▶ _WHAT NEEDS TO BE DONE_
Copy out every line of the listing below verbatim, keeping each line unchanged.

____

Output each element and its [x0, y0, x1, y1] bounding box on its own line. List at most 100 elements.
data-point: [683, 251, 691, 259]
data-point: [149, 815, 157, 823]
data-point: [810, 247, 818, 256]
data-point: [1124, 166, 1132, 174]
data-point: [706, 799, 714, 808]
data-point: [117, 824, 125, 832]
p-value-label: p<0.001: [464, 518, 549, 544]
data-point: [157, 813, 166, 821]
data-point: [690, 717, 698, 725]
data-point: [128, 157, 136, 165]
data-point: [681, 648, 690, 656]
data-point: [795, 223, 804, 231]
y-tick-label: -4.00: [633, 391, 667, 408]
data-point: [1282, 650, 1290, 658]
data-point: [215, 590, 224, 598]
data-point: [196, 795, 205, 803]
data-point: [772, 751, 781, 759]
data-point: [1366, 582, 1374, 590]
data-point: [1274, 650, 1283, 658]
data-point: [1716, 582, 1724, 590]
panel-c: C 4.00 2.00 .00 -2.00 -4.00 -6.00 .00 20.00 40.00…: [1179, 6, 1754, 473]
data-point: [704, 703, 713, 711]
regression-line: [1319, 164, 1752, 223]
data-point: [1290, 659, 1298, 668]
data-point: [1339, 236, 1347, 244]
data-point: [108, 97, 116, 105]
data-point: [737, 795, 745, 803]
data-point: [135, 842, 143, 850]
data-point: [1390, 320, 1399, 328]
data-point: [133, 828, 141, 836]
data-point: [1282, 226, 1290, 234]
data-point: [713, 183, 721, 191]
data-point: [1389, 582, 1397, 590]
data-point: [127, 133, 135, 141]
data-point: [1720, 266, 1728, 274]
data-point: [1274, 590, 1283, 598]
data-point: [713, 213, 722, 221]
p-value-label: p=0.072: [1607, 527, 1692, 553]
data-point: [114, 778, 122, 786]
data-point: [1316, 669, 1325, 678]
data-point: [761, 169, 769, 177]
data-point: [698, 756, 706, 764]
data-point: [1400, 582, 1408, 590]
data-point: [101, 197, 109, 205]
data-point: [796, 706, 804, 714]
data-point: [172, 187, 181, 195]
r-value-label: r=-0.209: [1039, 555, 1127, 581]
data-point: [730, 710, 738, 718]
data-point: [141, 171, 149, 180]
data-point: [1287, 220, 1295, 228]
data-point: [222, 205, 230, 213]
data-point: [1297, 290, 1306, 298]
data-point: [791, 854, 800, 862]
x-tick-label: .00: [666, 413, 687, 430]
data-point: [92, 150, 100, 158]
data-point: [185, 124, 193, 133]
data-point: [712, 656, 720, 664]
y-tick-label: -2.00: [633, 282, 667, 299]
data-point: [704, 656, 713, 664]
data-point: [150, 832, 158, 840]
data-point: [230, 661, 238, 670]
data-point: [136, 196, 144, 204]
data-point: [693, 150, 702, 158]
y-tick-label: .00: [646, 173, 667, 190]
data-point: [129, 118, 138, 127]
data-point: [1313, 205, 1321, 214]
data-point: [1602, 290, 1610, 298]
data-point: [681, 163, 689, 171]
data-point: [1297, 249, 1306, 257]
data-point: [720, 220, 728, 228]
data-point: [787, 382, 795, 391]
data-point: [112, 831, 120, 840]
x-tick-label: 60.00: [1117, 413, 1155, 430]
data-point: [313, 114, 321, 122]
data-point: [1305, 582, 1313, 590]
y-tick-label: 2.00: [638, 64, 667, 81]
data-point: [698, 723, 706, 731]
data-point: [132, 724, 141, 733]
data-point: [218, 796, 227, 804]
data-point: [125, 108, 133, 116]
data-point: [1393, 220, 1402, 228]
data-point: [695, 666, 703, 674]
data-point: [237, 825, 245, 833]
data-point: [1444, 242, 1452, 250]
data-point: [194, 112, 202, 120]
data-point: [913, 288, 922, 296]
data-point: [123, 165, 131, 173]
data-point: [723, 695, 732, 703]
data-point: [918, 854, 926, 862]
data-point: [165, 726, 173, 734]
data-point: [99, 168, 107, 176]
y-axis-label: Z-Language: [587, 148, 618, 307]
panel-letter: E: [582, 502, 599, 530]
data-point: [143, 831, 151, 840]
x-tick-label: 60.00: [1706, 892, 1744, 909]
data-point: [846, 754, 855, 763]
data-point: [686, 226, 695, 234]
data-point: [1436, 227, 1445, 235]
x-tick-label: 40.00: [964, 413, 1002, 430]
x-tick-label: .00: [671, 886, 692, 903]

____

▶ _TASK RESULT_
Output each element and its [x0, y0, x1, y1] bounding box on its own line. List at most 100 elements.
data-point: [683, 251, 691, 259]
data-point: [149, 815, 157, 823]
data-point: [810, 247, 818, 256]
data-point: [1124, 166, 1132, 174]
data-point: [706, 799, 714, 808]
data-point: [117, 824, 125, 832]
p-value-label: p<0.001: [464, 518, 549, 544]
data-point: [157, 813, 166, 821]
data-point: [690, 717, 698, 725]
data-point: [128, 157, 136, 165]
data-point: [681, 648, 690, 656]
data-point: [795, 223, 804, 231]
y-tick-label: -4.00: [633, 391, 667, 408]
data-point: [1282, 650, 1290, 658]
data-point: [215, 590, 224, 598]
data-point: [196, 795, 205, 803]
data-point: [772, 751, 781, 759]
data-point: [1366, 582, 1374, 590]
data-point: [1274, 650, 1283, 658]
data-point: [1716, 582, 1724, 590]
panel-c: C 4.00 2.00 .00 -2.00 -4.00 -6.00 .00 20.00 40.00…: [1179, 6, 1754, 473]
data-point: [704, 703, 713, 711]
regression-line: [1319, 164, 1752, 223]
data-point: [1290, 659, 1298, 668]
data-point: [1339, 236, 1347, 244]
data-point: [108, 97, 116, 105]
data-point: [737, 795, 745, 803]
data-point: [135, 842, 143, 850]
data-point: [1390, 320, 1399, 328]
data-point: [133, 828, 141, 836]
data-point: [1282, 226, 1290, 234]
data-point: [713, 183, 721, 191]
data-point: [1389, 582, 1397, 590]
data-point: [127, 133, 135, 141]
data-point: [1720, 266, 1728, 274]
data-point: [1274, 590, 1283, 598]
data-point: [713, 213, 722, 221]
p-value-label: p=0.072: [1607, 527, 1692, 553]
data-point: [114, 778, 122, 786]
data-point: [1316, 669, 1325, 678]
data-point: [761, 169, 769, 177]
data-point: [698, 756, 706, 764]
data-point: [1400, 582, 1408, 590]
data-point: [101, 197, 109, 205]
data-point: [796, 706, 804, 714]
data-point: [172, 187, 181, 195]
r-value-label: r=-0.209: [1039, 555, 1127, 581]
data-point: [730, 710, 738, 718]
data-point: [141, 171, 149, 180]
data-point: [1287, 220, 1295, 228]
data-point: [222, 205, 230, 213]
data-point: [1297, 290, 1306, 298]
data-point: [791, 854, 800, 862]
x-tick-label: .00: [666, 413, 687, 430]
data-point: [92, 150, 100, 158]
data-point: [185, 124, 193, 133]
data-point: [712, 656, 720, 664]
y-tick-label: -2.00: [633, 282, 667, 299]
data-point: [704, 656, 713, 664]
data-point: [150, 832, 158, 840]
data-point: [230, 661, 238, 670]
data-point: [136, 196, 144, 204]
data-point: [693, 150, 702, 158]
y-tick-label: .00: [646, 173, 667, 190]
data-point: [129, 118, 138, 127]
data-point: [1313, 205, 1321, 214]
data-point: [1602, 290, 1610, 298]
data-point: [681, 163, 689, 171]
data-point: [1297, 249, 1306, 257]
data-point: [720, 220, 728, 228]
data-point: [787, 382, 795, 391]
data-point: [112, 831, 120, 840]
x-tick-label: 60.00: [1117, 413, 1155, 430]
data-point: [313, 114, 321, 122]
data-point: [1305, 582, 1313, 590]
y-tick-label: 2.00: [638, 64, 667, 81]
data-point: [698, 723, 706, 731]
data-point: [132, 724, 141, 733]
data-point: [218, 796, 227, 804]
data-point: [125, 108, 133, 116]
data-point: [1393, 220, 1402, 228]
data-point: [695, 666, 703, 674]
data-point: [237, 825, 245, 833]
data-point: [1444, 242, 1452, 250]
data-point: [194, 112, 202, 120]
data-point: [913, 288, 922, 296]
data-point: [123, 165, 131, 173]
data-point: [723, 695, 732, 703]
data-point: [918, 854, 926, 862]
data-point: [165, 726, 173, 734]
data-point: [99, 168, 107, 176]
y-axis-label: Z-Language: [587, 148, 618, 307]
panel-letter: E: [582, 502, 599, 530]
data-point: [143, 831, 151, 840]
x-tick-label: 60.00: [1706, 892, 1744, 909]
data-point: [846, 754, 855, 763]
data-point: [686, 226, 695, 234]
data-point: [1436, 227, 1445, 235]
x-tick-label: 40.00: [964, 413, 1002, 430]
x-tick-label: .00: [671, 886, 692, 903]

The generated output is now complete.